## TEXTE DU DOCUMENT
========
Lors de l’utilisation de services de synchronisation de documents « Cloud », la sécurité est renforcée en termes de conservation, puisqu’il y a au moins une copie locale et une distante.
La question délicate reste la confidentialité. La criticité est moyenne pour la gestion de fichiers (comme Dropbox) et devient plus importante pour les documents bancaires (comme MoneyDoc). Le plus critique, ce sont les données d’identification comme les numéros de compte et les mots de passe. A ce sujet, MoneyDoc par exemple utilise un chiffrement par clé publique, sans jamais donner la possibilité de déchiffrer avec la clé privé sur ses systèmes, ce qui limite les risques de piratage.
Bien entendu, rien n’empêche les utilisateurs eux même de chiffrer certains documents confidentiels avec leurs propres outils s’ils ne font pas confiance à leurs fournisseurs !
Le Cloud et la pérennité
Une autre question qui peut préoccuper les utilisateurs est la pérennité des acteurs et des solutions proposées. Internet est une opportunité qui a permis à certaines sociétés d’occuper les premières places sur la scène internationale (Google, Facebook), mais il ne faut pas oublier tous les services qui ont fermé leurs portes abandonnant leurs utilisateurs. L’exemple de Google Reader qui a été interrompu cette année est encore présent dans les esprits et montre qu’il n’y a pas de garantie absolue de service, même avec un acteur pérenne.
========
## ENREGISTREMENTS EXTRAITS
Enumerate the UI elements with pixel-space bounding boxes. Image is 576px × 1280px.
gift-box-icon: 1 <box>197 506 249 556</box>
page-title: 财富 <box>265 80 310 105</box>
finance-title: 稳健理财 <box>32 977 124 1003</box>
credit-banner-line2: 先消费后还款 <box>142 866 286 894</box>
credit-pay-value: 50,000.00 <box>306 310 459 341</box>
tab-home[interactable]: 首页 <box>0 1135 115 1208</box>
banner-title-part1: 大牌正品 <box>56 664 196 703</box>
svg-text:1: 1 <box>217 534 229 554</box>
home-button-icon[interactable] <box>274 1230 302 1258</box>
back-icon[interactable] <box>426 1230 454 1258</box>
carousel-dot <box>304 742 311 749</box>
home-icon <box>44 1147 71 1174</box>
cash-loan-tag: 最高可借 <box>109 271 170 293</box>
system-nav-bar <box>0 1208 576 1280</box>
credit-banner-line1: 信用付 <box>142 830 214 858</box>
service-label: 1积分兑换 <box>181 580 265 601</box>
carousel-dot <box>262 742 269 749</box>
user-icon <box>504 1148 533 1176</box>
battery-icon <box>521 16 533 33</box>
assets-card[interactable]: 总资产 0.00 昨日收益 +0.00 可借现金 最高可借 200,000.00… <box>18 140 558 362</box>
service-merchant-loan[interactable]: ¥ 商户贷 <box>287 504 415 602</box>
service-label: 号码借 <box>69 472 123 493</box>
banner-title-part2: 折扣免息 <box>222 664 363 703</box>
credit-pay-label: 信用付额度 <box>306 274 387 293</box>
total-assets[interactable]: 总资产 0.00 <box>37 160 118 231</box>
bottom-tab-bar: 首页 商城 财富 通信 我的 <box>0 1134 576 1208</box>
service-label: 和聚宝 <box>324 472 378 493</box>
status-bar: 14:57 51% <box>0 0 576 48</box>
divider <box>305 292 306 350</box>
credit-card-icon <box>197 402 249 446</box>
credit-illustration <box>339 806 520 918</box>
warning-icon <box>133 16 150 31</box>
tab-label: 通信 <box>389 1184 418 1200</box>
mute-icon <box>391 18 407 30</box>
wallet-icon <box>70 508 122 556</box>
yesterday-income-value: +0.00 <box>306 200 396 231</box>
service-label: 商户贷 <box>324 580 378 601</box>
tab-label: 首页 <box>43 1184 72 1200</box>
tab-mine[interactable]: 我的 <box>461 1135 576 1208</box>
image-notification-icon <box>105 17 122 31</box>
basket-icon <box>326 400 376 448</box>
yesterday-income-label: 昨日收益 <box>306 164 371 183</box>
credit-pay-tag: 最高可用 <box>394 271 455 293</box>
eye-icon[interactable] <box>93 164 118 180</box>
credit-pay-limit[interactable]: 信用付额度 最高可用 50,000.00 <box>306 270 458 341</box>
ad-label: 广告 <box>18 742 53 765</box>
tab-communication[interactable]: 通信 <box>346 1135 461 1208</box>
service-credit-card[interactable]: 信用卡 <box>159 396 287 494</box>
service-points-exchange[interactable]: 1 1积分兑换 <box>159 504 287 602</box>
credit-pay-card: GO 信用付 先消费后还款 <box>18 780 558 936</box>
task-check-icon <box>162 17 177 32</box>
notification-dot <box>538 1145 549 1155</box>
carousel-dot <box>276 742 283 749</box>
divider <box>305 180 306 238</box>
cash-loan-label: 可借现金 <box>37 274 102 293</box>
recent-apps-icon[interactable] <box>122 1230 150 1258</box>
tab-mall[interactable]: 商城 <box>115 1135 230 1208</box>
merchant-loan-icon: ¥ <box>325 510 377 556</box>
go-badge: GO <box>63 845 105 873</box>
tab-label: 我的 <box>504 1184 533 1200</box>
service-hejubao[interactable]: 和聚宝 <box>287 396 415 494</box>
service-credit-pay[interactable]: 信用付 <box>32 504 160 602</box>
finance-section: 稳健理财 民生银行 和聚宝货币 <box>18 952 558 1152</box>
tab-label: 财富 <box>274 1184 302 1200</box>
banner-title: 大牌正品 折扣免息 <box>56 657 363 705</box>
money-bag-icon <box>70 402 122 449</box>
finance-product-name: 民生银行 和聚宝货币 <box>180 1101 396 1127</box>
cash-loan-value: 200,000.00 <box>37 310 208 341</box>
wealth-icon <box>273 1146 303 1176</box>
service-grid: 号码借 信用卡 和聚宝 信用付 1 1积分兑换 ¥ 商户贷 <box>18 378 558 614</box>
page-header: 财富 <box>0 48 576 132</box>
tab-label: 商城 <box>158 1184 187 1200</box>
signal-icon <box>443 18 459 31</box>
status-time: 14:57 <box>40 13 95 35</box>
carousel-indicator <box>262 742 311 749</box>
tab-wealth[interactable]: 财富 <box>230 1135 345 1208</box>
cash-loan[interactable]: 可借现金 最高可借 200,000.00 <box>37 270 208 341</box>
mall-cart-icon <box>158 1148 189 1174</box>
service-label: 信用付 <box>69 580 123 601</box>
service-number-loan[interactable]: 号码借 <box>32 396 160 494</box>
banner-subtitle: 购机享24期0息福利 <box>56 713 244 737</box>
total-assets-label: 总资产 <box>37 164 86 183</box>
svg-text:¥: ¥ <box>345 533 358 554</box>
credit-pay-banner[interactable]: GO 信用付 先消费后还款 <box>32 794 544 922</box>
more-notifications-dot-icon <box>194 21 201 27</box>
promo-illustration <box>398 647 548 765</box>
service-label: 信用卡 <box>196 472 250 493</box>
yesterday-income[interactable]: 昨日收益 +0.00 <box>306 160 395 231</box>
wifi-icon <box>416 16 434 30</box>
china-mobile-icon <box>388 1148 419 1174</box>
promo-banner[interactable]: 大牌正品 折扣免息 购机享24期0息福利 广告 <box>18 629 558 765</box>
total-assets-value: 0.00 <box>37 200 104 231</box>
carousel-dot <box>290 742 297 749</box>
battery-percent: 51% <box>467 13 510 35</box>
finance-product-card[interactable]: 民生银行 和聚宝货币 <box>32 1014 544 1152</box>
========
## MISE EN PRATIQUE
A. Recopiez le passage du texte sur le Cloud qui s'ouvre sur « Lors de l’utilisation » et se termine par « risques de piratage. », en remplaçant « mots de passe » par « codes secrets ».
B. D'après le texte sur le Cloud, quel service a été interrompu cette année ?
C. Veuillez relever tous les noms d'entreprises ou de services cités dans le texte sur le Cloud.

## CORRIGÉ
A.
Lors de l’utilisation de services de synchronisation de documents « Cloud », la sécurité est renforcée en termes de conservation, puisqu’il y a au moins une copie locale et une distante.
La question délicate reste la confidentialité. La criticité est moyenne pour la gestion de fichiers (comme Dropbox) et devient plus importante pour les documents bancaires (comme MoneyDoc). Le plus critique, ce sont les données d’identification comme les numéros de compte et les codes secrets. A ce sujet, MoneyDoc par exemple utilise un chiffrement par clé publique, sans jamais donner la possibilité de déchiffrer avec la clé privé sur ses systèmes, ce qui limite les risques de piratage.

B. Google Reader.

C. Dropbox, MoneyDoc, Google, Facebook, Google Reader